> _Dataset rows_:
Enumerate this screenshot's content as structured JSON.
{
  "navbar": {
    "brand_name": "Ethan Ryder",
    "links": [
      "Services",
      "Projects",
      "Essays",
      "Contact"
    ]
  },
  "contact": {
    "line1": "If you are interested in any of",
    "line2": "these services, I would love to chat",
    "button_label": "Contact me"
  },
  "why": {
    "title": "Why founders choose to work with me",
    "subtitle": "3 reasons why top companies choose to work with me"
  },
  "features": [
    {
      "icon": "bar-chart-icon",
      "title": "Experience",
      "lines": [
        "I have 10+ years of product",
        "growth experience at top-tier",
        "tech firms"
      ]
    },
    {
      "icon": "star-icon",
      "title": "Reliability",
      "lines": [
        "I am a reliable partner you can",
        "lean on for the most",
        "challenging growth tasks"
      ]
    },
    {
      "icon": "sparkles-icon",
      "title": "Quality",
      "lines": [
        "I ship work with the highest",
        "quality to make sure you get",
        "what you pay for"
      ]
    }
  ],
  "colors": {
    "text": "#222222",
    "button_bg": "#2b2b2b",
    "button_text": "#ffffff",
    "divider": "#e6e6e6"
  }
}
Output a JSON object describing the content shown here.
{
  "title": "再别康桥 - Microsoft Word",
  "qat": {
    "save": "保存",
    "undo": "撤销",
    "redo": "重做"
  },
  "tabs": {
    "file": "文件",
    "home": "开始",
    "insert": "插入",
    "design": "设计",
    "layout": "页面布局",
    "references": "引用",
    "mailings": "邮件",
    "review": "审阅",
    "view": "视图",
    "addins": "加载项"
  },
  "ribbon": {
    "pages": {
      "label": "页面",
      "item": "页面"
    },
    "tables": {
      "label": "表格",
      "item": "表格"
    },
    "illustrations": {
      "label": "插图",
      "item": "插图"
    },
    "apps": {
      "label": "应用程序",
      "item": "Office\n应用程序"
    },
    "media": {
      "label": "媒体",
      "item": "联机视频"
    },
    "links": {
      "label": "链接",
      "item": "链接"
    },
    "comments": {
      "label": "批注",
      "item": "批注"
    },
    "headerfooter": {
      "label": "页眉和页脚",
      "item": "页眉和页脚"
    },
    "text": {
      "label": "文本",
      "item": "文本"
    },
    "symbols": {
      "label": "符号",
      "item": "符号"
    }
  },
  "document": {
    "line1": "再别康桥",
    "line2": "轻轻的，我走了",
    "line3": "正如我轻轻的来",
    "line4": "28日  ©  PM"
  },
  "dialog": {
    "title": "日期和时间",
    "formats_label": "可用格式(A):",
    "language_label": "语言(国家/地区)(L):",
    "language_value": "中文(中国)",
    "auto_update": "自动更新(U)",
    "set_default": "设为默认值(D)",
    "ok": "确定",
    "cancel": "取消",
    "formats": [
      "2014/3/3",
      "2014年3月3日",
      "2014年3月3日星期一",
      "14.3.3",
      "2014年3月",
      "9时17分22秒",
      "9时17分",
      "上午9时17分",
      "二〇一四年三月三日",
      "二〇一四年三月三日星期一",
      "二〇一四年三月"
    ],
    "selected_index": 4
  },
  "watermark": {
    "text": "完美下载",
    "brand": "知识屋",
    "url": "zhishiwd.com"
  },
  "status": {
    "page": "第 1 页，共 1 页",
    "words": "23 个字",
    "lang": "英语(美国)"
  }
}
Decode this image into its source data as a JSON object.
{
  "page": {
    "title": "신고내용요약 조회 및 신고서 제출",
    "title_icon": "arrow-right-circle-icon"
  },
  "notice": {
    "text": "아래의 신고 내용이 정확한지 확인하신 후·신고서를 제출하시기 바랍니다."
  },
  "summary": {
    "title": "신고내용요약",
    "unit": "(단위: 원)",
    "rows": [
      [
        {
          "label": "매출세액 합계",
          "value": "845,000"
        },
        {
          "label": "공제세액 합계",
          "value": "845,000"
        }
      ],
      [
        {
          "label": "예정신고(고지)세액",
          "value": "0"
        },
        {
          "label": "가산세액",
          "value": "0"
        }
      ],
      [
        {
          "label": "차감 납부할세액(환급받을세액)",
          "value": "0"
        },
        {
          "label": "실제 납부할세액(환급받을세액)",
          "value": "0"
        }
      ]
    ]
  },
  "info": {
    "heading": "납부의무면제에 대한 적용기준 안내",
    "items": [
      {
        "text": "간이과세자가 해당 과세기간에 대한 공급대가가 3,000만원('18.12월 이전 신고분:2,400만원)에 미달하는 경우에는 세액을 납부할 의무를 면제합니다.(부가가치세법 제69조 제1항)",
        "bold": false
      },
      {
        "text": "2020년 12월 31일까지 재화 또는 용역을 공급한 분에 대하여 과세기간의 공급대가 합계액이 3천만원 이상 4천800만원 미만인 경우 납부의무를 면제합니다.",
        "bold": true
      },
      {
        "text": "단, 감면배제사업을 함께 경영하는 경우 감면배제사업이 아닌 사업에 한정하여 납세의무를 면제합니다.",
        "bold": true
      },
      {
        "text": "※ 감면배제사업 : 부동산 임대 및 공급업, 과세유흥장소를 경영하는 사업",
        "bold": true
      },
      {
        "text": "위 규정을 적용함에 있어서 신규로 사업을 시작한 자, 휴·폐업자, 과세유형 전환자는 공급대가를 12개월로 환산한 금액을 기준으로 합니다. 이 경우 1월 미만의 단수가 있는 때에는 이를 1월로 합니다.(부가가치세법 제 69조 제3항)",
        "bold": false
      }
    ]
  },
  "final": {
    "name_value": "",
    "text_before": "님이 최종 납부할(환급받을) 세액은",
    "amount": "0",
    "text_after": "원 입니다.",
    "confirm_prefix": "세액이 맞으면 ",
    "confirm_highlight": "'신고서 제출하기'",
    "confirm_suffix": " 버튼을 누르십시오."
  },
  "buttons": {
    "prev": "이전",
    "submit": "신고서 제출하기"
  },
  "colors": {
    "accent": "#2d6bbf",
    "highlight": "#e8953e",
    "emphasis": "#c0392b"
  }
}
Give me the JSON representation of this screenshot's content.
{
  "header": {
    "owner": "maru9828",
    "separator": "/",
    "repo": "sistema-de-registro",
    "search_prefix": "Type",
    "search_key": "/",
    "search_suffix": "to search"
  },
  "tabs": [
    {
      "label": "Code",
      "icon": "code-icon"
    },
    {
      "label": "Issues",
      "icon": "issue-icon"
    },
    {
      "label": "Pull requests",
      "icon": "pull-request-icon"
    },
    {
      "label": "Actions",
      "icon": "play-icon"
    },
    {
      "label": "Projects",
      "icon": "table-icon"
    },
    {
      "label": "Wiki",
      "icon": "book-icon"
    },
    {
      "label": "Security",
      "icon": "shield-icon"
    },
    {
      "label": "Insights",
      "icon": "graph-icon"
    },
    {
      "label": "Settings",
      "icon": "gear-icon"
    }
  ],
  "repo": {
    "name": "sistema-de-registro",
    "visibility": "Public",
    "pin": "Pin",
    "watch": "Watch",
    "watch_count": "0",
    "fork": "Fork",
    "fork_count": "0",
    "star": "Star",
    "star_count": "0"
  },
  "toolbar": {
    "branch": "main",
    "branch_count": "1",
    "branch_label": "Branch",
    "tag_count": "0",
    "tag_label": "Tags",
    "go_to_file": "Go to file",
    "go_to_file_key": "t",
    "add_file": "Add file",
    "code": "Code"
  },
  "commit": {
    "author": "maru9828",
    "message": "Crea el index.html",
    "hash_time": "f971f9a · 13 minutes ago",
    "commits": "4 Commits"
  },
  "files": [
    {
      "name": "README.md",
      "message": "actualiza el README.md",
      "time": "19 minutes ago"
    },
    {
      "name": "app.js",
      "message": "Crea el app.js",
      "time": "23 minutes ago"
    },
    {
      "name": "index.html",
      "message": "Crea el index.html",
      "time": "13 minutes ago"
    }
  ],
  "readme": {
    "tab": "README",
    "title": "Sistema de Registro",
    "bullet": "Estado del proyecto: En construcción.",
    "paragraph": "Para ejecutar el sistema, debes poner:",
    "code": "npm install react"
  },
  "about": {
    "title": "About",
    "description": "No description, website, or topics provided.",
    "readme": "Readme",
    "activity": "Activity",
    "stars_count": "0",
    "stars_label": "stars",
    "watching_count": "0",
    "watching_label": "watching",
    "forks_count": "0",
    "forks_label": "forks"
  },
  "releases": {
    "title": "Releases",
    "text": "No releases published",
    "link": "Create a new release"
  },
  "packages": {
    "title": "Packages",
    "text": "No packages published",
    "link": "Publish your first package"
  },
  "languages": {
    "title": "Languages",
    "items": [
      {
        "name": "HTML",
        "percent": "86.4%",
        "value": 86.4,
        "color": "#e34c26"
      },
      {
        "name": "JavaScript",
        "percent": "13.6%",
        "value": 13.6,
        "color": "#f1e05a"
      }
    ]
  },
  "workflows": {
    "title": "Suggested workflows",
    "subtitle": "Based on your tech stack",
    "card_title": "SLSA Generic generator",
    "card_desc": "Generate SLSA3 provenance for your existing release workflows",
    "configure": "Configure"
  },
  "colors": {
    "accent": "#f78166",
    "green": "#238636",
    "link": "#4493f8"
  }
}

> _Task description_:
State how many lines include the string "부가가치세법", and nothing more.

> _Final result_:
2